_Problem requirements_: Note each line of the listing that contains the string "ylabel", and copy it.

--- BEGIN Material ---

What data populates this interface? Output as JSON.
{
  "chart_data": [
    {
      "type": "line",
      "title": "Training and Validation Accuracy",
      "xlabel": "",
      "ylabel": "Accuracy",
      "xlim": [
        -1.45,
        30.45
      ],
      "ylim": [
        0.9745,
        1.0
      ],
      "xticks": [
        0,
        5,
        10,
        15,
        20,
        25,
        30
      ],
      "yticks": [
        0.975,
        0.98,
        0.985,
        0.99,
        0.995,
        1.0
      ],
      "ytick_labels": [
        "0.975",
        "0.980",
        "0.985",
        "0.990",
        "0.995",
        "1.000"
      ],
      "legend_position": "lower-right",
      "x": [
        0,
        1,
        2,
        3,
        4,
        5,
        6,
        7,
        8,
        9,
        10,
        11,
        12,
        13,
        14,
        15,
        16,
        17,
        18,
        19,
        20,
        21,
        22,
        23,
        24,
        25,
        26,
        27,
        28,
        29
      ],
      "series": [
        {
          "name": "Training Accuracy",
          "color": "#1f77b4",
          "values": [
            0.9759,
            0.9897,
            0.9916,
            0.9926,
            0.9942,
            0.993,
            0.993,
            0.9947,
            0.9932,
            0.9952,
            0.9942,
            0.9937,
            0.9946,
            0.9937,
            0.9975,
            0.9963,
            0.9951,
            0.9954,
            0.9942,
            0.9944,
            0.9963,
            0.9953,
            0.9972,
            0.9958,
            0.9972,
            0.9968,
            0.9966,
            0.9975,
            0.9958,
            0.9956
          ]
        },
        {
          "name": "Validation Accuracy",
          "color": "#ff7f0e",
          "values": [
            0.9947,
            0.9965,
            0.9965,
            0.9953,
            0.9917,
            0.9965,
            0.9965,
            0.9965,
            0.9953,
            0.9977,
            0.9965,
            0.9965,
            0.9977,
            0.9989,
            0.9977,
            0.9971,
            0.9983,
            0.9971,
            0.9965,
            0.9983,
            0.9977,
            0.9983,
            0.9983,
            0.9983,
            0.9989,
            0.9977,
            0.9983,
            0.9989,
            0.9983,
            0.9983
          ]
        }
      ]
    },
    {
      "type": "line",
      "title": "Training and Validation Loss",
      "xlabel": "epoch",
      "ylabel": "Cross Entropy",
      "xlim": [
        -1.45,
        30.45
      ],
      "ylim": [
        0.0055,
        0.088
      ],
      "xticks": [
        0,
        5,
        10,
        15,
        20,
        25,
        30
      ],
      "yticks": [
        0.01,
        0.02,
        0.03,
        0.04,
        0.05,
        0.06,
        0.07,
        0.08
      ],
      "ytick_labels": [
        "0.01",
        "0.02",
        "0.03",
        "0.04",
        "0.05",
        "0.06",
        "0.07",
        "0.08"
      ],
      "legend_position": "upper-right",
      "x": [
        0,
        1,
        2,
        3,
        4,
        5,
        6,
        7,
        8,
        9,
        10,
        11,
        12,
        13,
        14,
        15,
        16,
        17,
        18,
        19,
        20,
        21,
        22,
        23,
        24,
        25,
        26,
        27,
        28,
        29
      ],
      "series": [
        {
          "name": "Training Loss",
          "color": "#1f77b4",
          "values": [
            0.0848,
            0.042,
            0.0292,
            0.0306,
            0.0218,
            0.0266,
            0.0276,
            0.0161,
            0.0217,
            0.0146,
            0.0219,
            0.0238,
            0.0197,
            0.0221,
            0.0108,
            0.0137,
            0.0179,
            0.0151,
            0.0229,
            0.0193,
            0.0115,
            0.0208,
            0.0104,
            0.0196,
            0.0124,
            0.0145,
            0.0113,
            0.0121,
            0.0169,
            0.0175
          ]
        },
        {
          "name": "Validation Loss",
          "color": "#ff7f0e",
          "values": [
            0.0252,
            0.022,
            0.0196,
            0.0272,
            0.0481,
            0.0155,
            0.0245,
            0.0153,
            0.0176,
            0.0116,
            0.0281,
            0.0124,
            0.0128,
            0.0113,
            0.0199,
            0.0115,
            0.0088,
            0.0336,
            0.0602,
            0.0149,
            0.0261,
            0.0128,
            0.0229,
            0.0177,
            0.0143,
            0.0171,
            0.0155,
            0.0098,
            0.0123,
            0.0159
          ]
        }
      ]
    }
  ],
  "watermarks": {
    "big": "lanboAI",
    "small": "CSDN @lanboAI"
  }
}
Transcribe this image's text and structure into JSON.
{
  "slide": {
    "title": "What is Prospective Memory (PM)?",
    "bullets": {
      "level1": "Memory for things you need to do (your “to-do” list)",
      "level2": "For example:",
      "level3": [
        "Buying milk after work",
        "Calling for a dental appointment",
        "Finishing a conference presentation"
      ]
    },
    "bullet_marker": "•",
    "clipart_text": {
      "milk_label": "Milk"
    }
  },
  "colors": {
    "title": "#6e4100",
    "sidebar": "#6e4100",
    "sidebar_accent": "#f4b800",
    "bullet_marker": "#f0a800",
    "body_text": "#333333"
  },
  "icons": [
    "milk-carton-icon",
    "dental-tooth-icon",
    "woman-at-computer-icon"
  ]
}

--- END Material ---

_Written solution_:
      "ylabel": "Accuracy",
      "ylabel": "Cross Entropy",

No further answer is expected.